Dataset entries
________________________

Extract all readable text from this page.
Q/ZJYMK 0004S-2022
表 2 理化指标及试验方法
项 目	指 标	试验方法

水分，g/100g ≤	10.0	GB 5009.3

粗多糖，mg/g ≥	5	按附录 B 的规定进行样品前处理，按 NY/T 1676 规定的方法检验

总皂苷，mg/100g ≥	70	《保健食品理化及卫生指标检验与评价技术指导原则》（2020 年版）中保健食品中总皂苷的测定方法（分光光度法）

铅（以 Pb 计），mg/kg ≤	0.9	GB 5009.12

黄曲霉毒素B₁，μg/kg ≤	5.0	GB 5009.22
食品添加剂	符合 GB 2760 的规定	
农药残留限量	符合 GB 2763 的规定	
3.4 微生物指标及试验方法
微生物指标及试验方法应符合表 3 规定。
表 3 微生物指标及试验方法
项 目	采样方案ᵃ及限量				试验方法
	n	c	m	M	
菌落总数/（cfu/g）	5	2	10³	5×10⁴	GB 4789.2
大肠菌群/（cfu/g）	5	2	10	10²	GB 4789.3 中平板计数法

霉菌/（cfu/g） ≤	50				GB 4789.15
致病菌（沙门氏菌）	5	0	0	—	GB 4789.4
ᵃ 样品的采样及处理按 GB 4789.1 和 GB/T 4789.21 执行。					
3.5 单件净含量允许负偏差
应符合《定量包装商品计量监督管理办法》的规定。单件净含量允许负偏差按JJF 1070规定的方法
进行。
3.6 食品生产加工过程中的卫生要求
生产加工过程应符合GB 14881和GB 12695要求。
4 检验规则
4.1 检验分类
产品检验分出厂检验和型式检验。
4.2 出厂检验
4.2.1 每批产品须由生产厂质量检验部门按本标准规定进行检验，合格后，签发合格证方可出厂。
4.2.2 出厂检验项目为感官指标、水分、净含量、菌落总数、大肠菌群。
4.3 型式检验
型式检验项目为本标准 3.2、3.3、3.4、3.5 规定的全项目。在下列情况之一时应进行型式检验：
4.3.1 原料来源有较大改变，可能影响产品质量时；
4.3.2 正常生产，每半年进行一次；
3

________________________

Provide solely the number of lines in the data that include the word "大肠菌群".

▶ **Task answer**
2